§ **Excerpted text**:
# feeling selfish



## Charlies-Mum (May 25, 2005)

Well up until about an hour ago this weekend has been great.

I know its still early days and I don't expect miracles but how can one phonecall make me feel so miserable.
Its from an old college friend of DH's. To cut a long story short, they had a little girl just a month before our son died. We had a coming out of mournign bbq last august and invited them along. The wife then decided to announve at it that she was 8 weeks pregnant (knowing our history and problems with IF)  we kind of kept our distance since and have only had one phone call since to let us know that they have had a healthy little boy.

Tonight we have had a nother phone call and now Dh wants to meet up. I know it is his friend but I can't stand the wife and really don't want the meet their children, but dh is insistant. I feel so upset at the thought of seeing them but don't know how to put my point across to dh with out really damaging our relationship. half of me says grit my teeth and get on with it, but I know I will end up in tears if I do.

I wish I could just remove this part of me sometimes. 

Debs


----------



## astrid (Feb 10, 2003)

Dear Debbie
I have just read your posting and i am in shock.   ......i cannot believe that you organised the most important, significant day of your life, in memory of Charlie and this woman announces her pregnancy...i think thats the most self-centred thing that anyone could ever do, and i can understand your feelings towards her...
To start with you are not selfish and you are far from it.....she is the selfish one...!!!!!the pain and loss that you have experienced is bad enough, without being surrounded by this insenstive women....sorry that sounds a bit harsh but i don't understand people sometimes....

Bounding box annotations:
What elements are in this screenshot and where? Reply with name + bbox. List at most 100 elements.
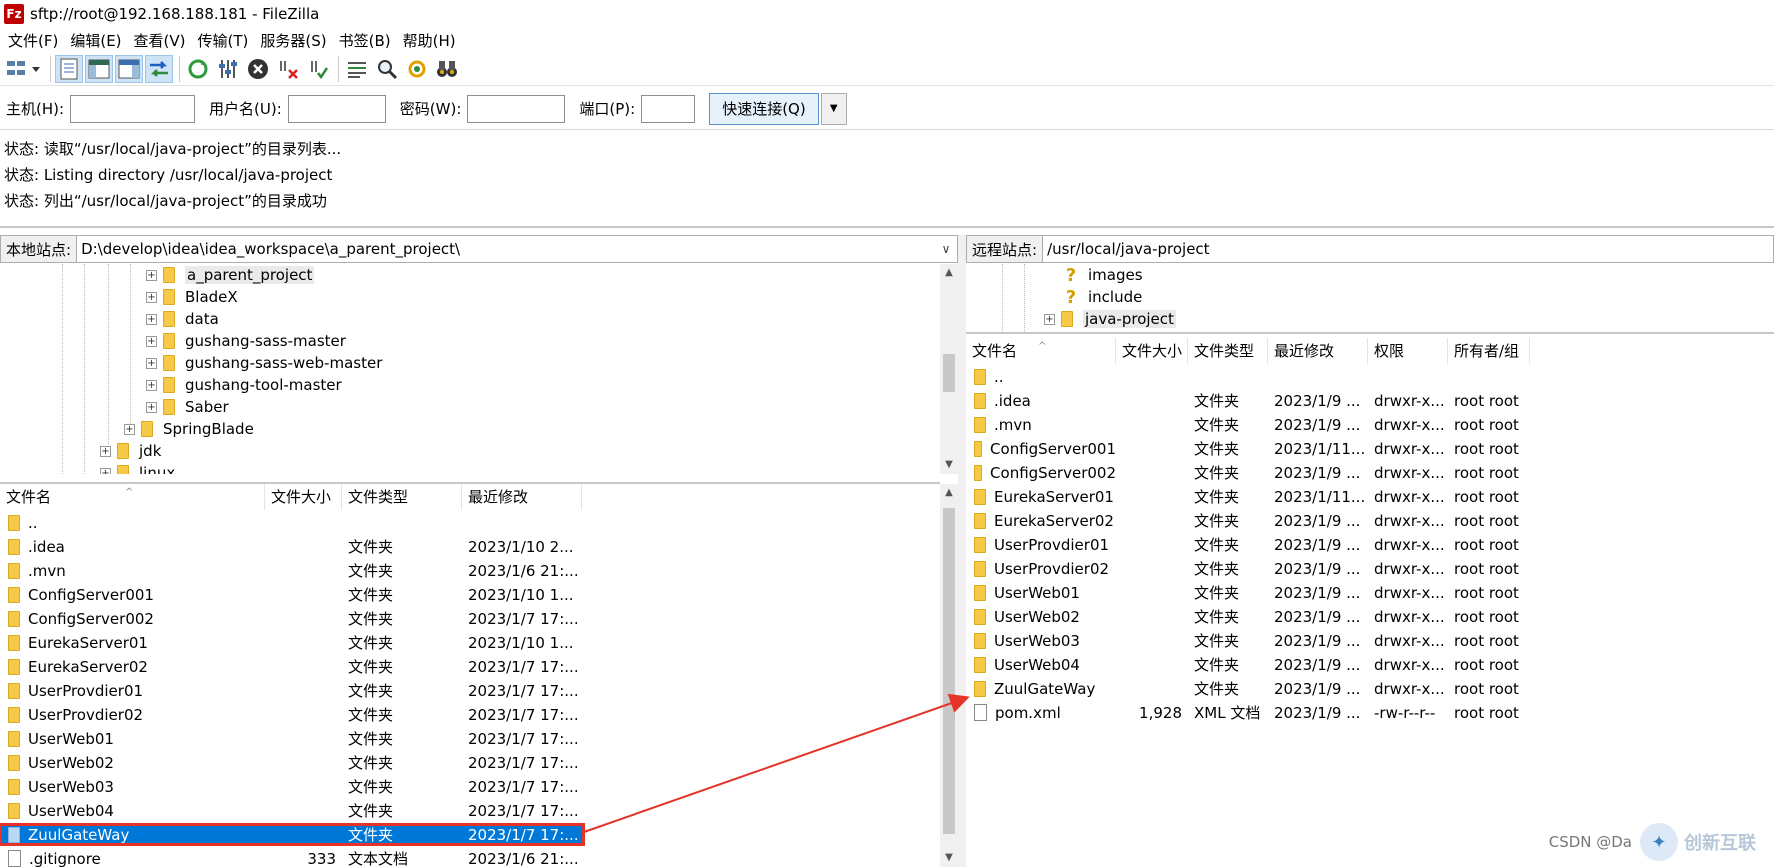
column-permissions[interactable]: 权限 [1368,338,1448,364]
expand-icon[interactable]: + [124,423,135,435]
expand-icon[interactable]: + [146,269,157,281]
menu-file[interactable]: 文件(F) [2,30,64,51]
column-filetype[interactable]: 文件类型 [1188,338,1268,364]
local-tree-item[interactable]: + Saber [146,396,229,418]
local-tree-item[interactable]: + jdk [100,440,161,462]
table-row[interactable]: UserProvdier02 文件夹 2023/1/9 ... drwxr-x... r… [966,558,1774,579]
table-row[interactable]: EurekaServer02 文件夹 2023/1/9 ... drwxr-x... r… [966,510,1774,531]
pane-splitter[interactable] [958,235,966,867]
toggle-remote-tree-icon[interactable] [115,54,143,83]
local-tree-item[interactable]: + gushang-tool-master [146,374,342,396]
remote-tree-item[interactable]: ? include [1062,286,1143,308]
local-tree-scrollbar[interactable]: ▲ ▼ [940,264,958,474]
table-row[interactable]: .. [966,366,1774,387]
toggle-local-tree-icon[interactable] [85,54,113,83]
sync-browse-icon[interactable] [403,55,431,83]
table-row[interactable]: UserWeb01 文件夹 2023/1/7 17:... [0,728,940,749]
table-row[interactable]: .mvn 文件夹 2023/1/6 21:... [0,560,940,581]
local-path-input[interactable]: D:\develop\idea\idea_workspace\a_parent_… [77,240,935,258]
menu-edit[interactable]: 编辑(E) [64,30,127,51]
table-row[interactable]: UserProvdier01 文件夹 2023/1/9 ... drwxr-x... r… [966,534,1774,555]
local-tree-item[interactable]: + BladeX [146,286,238,308]
column-filesize[interactable]: 文件大小 [1116,338,1188,364]
host-input[interactable] [70,94,196,123]
username-input[interactable] [287,94,386,123]
table-row[interactable]: pom.xml 1,928 XML 文档 2023/1/9 ... -rw-r--r--… [966,702,1774,723]
menu-view[interactable]: 查看(V) [128,30,192,51]
expand-icon[interactable]: + [1044,313,1055,325]
menu-bookmarks[interactable]: 书签(B) [333,30,397,51]
directory-filter-icon[interactable] [343,55,371,83]
table-row[interactable]: EurekaServer02 文件夹 2023/1/7 17:... [0,656,940,677]
menu-help[interactable]: 帮助(H) [397,30,462,51]
expand-icon[interactable]: + [146,379,157,391]
table-row[interactable]: ConfigServer002 文件夹 2023/1/7 17:... [0,608,940,629]
table-row[interactable]: UserWeb03 文件夹 2023/1/9 ... drwxr-x... root r… [966,630,1774,651]
table-row[interactable]: .idea 文件夹 2023/1/10 2... [0,536,940,557]
table-row[interactable]: .. [0,512,940,533]
table-row[interactable]: .idea 文件夹 2023/1/9 ... drwxr-x... root root [966,390,1774,411]
local-tree-item[interactable]: + data [146,308,219,330]
local-tree-item[interactable]: + gushang-sass-master [146,330,346,352]
table-row[interactable]: ZuulGateWay 文件夹 2023/1/7 17:... [0,823,585,846]
remote-path-input[interactable]: /usr/local/java-project [1043,240,1773,258]
site-manager-icon[interactable] [4,55,44,83]
column-filename[interactable]: 文件名 ^ [966,338,1116,364]
expand-icon[interactable]: + [146,357,157,369]
password-input[interactable] [467,94,566,123]
refresh-icon[interactable] [184,55,212,83]
quickconnect-history-dropdown[interactable]: ▼ [820,92,847,125]
compare-dirs-binoculars-icon[interactable] [433,55,461,83]
toggle-log-icon[interactable] [55,54,83,83]
scroll-down-icon[interactable]: ▼ [940,849,958,867]
column-filename[interactable]: 文件名 ^ [0,484,265,510]
table-row[interactable]: .gitignore 333 文本文档 2023/1/6 21:... [0,848,940,867]
expand-icon[interactable]: + [146,291,157,303]
column-owner-group[interactable]: 所有者/组 [1448,338,1530,364]
column-filesize[interactable]: 文件大小 [265,484,342,510]
expand-icon[interactable]: + [100,467,111,474]
table-row[interactable]: UserWeb02 文件夹 2023/1/9 ... drwxr-x... root r… [966,606,1774,627]
column-modified[interactable]: 最近修改 [1268,338,1368,364]
table-row[interactable]: UserWeb02 文件夹 2023/1/7 17:... [0,752,940,773]
reconnect-icon[interactable] [304,55,332,83]
scrollbar-thumb[interactable] [943,508,955,834]
column-modified[interactable]: 最近修改 [462,484,582,510]
table-row[interactable]: ConfigServer001 文件夹 2023/1/10 1... [0,584,940,605]
toggle-transfer-queue-icon[interactable] [145,54,173,83]
expand-icon[interactable]: + [146,401,157,413]
table-row[interactable]: UserProvdier02 文件夹 2023/1/7 17:... [0,704,940,725]
column-filetype[interactable]: 文件类型 [342,484,462,510]
table-row[interactable]: UserWeb03 文件夹 2023/1/7 17:... [0,776,940,797]
process-queue-icon[interactable] [214,55,242,83]
table-row[interactable]: EurekaServer01 文件夹 2023/1/10 1... [0,632,940,653]
table-row[interactable]: .mvn 文件夹 2023/1/9 ... drwxr-x... root root [966,414,1774,435]
local-tree-item[interactable]: + SpringBlade [124,418,254,440]
table-row[interactable]: ConfigServer002 文件夹 2023/1/9 ... drwxr-x...… [966,462,1774,483]
table-row[interactable]: EurekaServer01 文件夹 2023/1/11... drwxr-x... r… [966,486,1774,507]
scrollbar-thumb[interactable] [943,354,955,392]
local-tree-item[interactable]: + gushang-sass-web-master [146,352,382,374]
remote-tree-item[interactable]: + java-project [1044,308,1176,330]
expand-icon[interactable]: + [146,335,157,347]
table-row[interactable]: UserWeb04 文件夹 2023/1/9 ... drwxr-x... root r… [966,654,1774,675]
expand-icon[interactable]: + [146,313,157,325]
local-tree-item[interactable]: + linux [100,462,175,474]
table-row[interactable]: ZuulGateWay 文件夹 2023/1/9 ... drwxr-x... root… [966,678,1774,699]
quickconnect-button[interactable]: 快速连接(Q) [709,92,819,125]
menu-transfer[interactable]: 传输(T) [192,30,255,51]
search-icon[interactable] [373,55,401,83]
disconnect-icon[interactable] [274,55,302,83]
scroll-down-icon[interactable]: ▼ [940,456,958,474]
table-row[interactable]: UserWeb01 文件夹 2023/1/9 ... drwxr-x... root r… [966,582,1774,603]
expand-icon[interactable]: + [100,445,111,457]
table-row[interactable]: UserWeb04 文件夹 2023/1/7 17:... [0,800,940,821]
remote-tree-item[interactable]: ? images [1062,264,1143,286]
local-tree-item[interactable]: + a_parent_project [146,264,315,286]
local-list-scrollbar[interactable]: ▲ ▼ [940,484,958,867]
menu-server[interactable]: 服务器(S) [254,30,332,51]
cancel-operation-icon[interactable] [244,55,272,83]
table-row[interactable]: UserProvdier01 文件夹 2023/1/7 17:... [0,680,940,701]
scroll-up-icon[interactable]: ▲ [940,264,958,282]
table-row[interactable]: ConfigServer001 文件夹 2023/1/11... drwxr-x...… [966,438,1774,459]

§ **Problems to work on**:
1 > From the forum thread, extract the stretch from "I know its still" through "healthy little boy.".
2 > In the forum thread, what did the friend's wife announce at the barbecue held last August?

§ **Answer list**:
1 >
I know its still early days and I don't expect miracles but how can one phonecall make me feel so miserable.
Its from an old college friend of DH's. To cut a long story short, they had a little girl just a month before our son died. We had a coming out of mournign bbq last august and invited them along. The wife then decided to announve at it that she was 8 weeks pregnant (knowing our history and problems with IF)  we kind of kept our distance since and have only had one phone call since to let us know that they have had a healthy little boy.

2 > She announced that she was 8 weeks pregnant.